» **What is being asked**
Output the material below in its entirety, exactly as given.

** BEGIN Records for this task **

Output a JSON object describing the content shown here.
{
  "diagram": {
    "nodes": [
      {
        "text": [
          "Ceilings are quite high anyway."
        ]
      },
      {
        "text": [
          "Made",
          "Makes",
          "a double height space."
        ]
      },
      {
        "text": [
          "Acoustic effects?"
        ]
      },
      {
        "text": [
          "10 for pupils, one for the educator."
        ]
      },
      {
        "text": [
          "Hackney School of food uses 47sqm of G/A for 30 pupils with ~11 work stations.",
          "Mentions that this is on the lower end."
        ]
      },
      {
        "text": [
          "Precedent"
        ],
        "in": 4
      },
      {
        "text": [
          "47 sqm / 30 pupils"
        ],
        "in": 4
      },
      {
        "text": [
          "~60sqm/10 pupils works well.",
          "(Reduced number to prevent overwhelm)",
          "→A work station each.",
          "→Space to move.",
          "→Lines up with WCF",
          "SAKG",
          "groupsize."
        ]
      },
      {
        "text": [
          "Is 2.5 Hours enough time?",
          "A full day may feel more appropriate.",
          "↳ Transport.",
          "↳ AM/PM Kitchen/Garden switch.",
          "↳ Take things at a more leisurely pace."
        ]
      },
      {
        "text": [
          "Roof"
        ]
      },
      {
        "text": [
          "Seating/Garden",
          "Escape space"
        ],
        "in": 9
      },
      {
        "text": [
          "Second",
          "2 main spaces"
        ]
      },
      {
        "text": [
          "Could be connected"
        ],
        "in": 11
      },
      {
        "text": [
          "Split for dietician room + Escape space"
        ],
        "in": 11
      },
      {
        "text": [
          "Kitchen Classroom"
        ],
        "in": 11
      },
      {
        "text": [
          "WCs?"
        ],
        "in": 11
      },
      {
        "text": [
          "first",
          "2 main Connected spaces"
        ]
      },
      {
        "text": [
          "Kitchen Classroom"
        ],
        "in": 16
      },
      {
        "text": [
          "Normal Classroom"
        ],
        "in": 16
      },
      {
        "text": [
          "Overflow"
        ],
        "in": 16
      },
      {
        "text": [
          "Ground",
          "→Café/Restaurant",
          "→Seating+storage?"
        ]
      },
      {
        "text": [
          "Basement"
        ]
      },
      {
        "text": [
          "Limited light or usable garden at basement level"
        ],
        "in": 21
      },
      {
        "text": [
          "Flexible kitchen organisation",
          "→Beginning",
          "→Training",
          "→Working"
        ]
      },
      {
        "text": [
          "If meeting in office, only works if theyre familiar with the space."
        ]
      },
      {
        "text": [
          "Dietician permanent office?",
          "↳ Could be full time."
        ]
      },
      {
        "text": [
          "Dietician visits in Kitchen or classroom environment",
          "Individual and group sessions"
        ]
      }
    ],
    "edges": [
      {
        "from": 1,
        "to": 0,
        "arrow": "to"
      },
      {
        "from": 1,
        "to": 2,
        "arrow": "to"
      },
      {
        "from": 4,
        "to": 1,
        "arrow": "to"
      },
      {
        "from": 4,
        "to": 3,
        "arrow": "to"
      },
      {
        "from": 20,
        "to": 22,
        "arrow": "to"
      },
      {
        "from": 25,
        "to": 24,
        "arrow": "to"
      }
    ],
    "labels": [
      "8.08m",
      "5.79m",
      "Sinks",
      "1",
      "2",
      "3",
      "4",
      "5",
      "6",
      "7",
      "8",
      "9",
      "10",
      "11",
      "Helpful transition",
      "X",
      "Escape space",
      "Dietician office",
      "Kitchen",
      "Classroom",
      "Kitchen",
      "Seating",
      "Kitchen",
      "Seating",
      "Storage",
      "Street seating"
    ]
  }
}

** END Records for this task **

» **Solution**
Output a JSON object describing the content shown here.
{
  "diagram": {
    "nodes": [
      {
        "text": [
          "Ceilings are quite high anyway."
        ]
      },
      {
        "text": [
          "Made",
          "Makes",
          "a double height space."
        ]
      },
      {
        "text": [
          "Acoustic effects?"
        ]
      },
      {
        "text": [
          "10 for pupils, one for the educator."
        ]
      },
      {
        "text": [
          "Hackney School of food uses 47sqm of G/A for 30 pupils with ~11 work stations.",
          "Mentions that this is on the lower end."
        ]
      },
      {
        "text": [
          "Precedent"
        ],
        "in": 4
      },
      {
        "text": [
          "47 sqm / 30 pupils"
        ],
        "in": 4
      },
      {
        "text": [
          "~60sqm/10 pupils works well.",
          "(Reduced number to prevent overwhelm)",
          "→A work station each.",
          "→Space to move.",
          "→Lines up with WCF",
          "SAKG",
          "groupsize."
        ]
      },
      {
        "text": [
          "Is 2.5 Hours enough time?",
          "A full day may feel more appropriate.",
          "↳ Transport.",
          "↳ AM/PM Kitchen/Garden switch.",
          "↳ Take things at a more leisurely pace."
        ]
      },
      {
        "text": [
          "Roof"
        ]
      },
      {
        "text": [
          "Seating/Garden",
          "Escape space"
        ],
        "in": 9
      },
      {
        "text": [
          "Second",
          "2 main spaces"
        ]
      },
      {
        "text": [
          "Could be connected"
        ],
        "in": 11
      },
      {
        "text": [
          "Split for dietician room + Escape space"
        ],
        "in": 11
      },
      {
        "text": [
          "Kitchen Classroom"
        ],
        "in": 11
      },
      {
        "text": [
          "WCs?"
        ],
        "in": 11
      },
      {
        "text": [
          "first",
          "2 main Connected spaces"
        ]
      },
      {
        "text": [
          "Kitchen Classroom"
        ],
        "in": 16
      },
      {
        "text": [
          "Normal Classroom"
        ],
        "in": 16
      },
      {
        "text": [
          "Overflow"
        ],
        "in": 16
      },
      {
        "text": [
          "Ground",
          "→Café/Restaurant",
          "→Seating+storage?"
        ]
      },
      {
        "text": [
          "Basement"
        ]
      },
      {
        "text": [
          "Limited light or usable garden at basement level"
        ],
        "in": 21
      },
      {
        "text": [
          "Flexible kitchen organisation",
          "→Beginning",
          "→Training",
          "→Working"
        ]
      },
      {
        "text": [
          "If meeting in office, only works if theyre familiar with the space."
        ]
      },
      {
        "text": [
          "Dietician permanent office?",
          "↳ Could be full time."
        ]
      },
      {
        "text": [
          "Dietician visits in Kitchen or classroom environment",
          "Individual and group sessions"
        ]
      }
    ],
    "edges": [
      {
        "from": 1,
        "to": 0,
        "arrow": "to"
      },
      {
        "from": 1,
        "to": 2,
        "arrow": "to"
      },
      {
        "from": 4,
        "to": 1,
        "arrow": "to"
      },
      {
        "from": 4,
        "to": 3,
        "arrow": "to"
      },
      {
        "from": 20,
        "to": 22,
        "arrow": "to"
      },
      {
        "from": 25,
        "to": 24,
        "arrow": "to"
      }
    ],
    "labels": [
      "8.08m",
      "5.79m",
      "Sinks",
      "1",
      "2",
      "3",
      "4",
      "5",
      "6",
      "7",
      "8",
      "9",
      "10",
      "11",
      "Helpful transition",
      "X",
      "Escape space",
      "Dietician office",
      "Kitchen",
      "Classroom",
      "Kitchen",
      "Seating",
      "Kitchen",
      "Seating",
      "Storage",
      "Street seating"
    ]
  }
}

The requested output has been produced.